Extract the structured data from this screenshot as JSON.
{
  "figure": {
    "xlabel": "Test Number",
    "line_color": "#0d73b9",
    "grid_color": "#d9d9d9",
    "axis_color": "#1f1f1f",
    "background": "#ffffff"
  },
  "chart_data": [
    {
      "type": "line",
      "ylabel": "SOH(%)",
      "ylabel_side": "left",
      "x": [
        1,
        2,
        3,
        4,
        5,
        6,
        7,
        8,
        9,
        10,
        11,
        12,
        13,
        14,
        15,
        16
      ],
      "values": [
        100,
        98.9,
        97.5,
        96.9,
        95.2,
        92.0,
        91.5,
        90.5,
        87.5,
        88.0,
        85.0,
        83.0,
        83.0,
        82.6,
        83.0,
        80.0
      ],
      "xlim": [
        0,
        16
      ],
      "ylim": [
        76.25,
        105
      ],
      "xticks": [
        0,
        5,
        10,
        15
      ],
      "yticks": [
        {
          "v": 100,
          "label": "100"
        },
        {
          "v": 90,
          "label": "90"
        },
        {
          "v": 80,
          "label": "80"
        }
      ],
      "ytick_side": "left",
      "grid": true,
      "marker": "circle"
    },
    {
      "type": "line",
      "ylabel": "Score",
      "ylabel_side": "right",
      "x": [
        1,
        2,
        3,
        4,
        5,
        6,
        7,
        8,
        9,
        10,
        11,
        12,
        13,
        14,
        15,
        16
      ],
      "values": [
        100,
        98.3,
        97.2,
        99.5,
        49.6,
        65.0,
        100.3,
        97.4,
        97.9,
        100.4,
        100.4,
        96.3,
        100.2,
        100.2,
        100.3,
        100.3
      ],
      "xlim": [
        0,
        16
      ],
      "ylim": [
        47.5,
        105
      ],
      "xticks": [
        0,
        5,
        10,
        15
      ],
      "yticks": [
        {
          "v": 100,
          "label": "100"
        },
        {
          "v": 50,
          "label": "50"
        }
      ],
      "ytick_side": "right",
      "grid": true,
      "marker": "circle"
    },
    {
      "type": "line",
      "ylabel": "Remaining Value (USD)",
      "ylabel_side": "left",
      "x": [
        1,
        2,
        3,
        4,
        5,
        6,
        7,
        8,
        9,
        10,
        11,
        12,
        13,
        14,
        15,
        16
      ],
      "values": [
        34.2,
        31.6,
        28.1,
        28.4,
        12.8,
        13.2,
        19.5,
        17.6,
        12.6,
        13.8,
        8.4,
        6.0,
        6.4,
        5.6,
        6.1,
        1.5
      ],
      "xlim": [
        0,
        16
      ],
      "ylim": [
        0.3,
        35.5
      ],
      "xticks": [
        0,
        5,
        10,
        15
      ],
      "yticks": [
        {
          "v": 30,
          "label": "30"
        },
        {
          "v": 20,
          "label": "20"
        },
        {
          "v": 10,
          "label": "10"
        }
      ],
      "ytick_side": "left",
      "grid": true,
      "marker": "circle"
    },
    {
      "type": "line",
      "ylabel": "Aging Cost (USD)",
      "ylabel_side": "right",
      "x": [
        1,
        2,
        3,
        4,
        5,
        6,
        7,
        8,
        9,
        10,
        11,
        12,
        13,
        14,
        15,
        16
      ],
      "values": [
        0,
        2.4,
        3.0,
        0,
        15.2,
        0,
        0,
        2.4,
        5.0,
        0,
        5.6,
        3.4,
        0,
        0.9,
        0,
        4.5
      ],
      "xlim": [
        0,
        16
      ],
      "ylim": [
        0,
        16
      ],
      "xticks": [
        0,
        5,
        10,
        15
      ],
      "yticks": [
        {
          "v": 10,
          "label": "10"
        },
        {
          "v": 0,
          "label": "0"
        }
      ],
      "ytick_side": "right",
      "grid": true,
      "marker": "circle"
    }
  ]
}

— Aim —
Provide all the records again, word for word.

— Response to this task —
Extract the structured data from this screenshot as JSON.
{
  "figure": {
    "xlabel": "Test Number",
    "line_color": "#0d73b9",
    "grid_color": "#d9d9d9",
    "axis_color": "#1f1f1f",
    "background": "#ffffff"
  },
  "chart_data": [
    {
      "type": "line",
      "ylabel": "SOH(%)",
      "ylabel_side": "left",
      "x": [
        1,
        2,
        3,
        4,
        5,
        6,
        7,
        8,
        9,
        10,
        11,
        12,
        13,
        14,
        15,
        16
      ],
      "values": [
        100,
        98.9,
        97.5,
        96.9,
        95.2,
        92.0,
        91.5,
        90.5,
        87.5,
        88.0,
        85.0,
        83.0,
        83.0,
        82.6,
        83.0,
        80.0
      ],
      "xlim": [
        0,
        16
      ],
      "ylim": [
        76.25,
        105
      ],
      "xticks": [
        0,
        5,
        10,
        15
      ],
      "yticks": [
        {
          "v": 100,
          "label": "100"
        },
        {
          "v": 90,
          "label": "90"
        },
        {
          "v": 80,
          "label": "80"
        }
      ],
      "ytick_side": "left",
      "grid": true,
      "marker": "circle"
    },
    {
      "type": "line",
      "ylabel": "Score",
      "ylabel_side": "right",
      "x": [
        1,
        2,
        3,
        4,
        5,
        6,
        7,
        8,
        9,
        10,
        11,
        12,
        13,
        14,
        15,
        16
      ],
      "values": [
        100,
        98.3,
        97.2,
        99.5,
        49.6,
        65.0,
        100.3,
        97.4,
        97.9,
        100.4,
        100.4,
        96.3,
        100.2,
        100.2,
        100.3,
        100.3
      ],
      "xlim": [
        0,
        16
      ],
      "ylim": [
        47.5,
        105
      ],
      "xticks": [
        0,
        5,
        10,
        15
      ],
      "yticks": [
        {
          "v": 100,
          "label": "100"
        },
        {
          "v": 50,
          "label": "50"
        }
      ],
      "ytick_side": "right",
      "grid": true,
      "marker": "circle"
    },
    {
      "type": "line",
      "ylabel": "Remaining Value (USD)",
      "ylabel_side": "left",
      "x": [
        1,
        2,
        3,
        4,
        5,
        6,
        7,
        8,
        9,
        10,
        11,
        12,
        13,
        14,
        15,
        16
      ],
      "values": [
        34.2,
        31.6,
        28.1,
        28.4,
        12.8,
        13.2,
        19.5,
        17.6,
        12.6,
        13.8,
        8.4,
        6.0,
        6.4,
        5.6,
        6.1,
        1.5
      ],
      "xlim": [
        0,
        16
      ],
      "ylim": [
        0.3,
        35.5
      ],
      "xticks": [
        0,
        5,
        10,
        15
      ],
      "yticks": [
        {
          "v": 30,
          "label": "30"
        },
        {
          "v": 20,
          "label": "20"
        },
        {
          "v": 10,
          "label": "10"
        }
      ],
      "ytick_side": "left",
      "grid": true,
      "marker": "circle"
    },
    {
      "type": "line",
      "ylabel": "Aging Cost (USD)",
      "ylabel_side": "right",
      "x": [
        1,
        2,
        3,
        4,
        5,
        6,
        7,
        8,
        9,
        10,
        11,
        12,
        13,
        14,
        15,
        16
      ],
      "values": [
        0,
        2.4,
        3.0,
        0,
        15.2,
        0,
        0,
        2.4,
        5.0,
        0,
        5.6,
        3.4,
        0,
        0.9,
        0,
        4.5
      ],
      "xlim": [
        0,
        16
      ],
      "ylim": [
        0,
        16
      ],
      "xticks": [
        0,
        5,
        10,
        15
      ],
      "yticks": [
        {
          "v": 10,
          "label": "10"
        },
        {
          "v": 0,
          "label": "0"
        }
      ],
      "ytick_side": "right",
      "grid": true,
      "marker": "circle"
    }
  ]
}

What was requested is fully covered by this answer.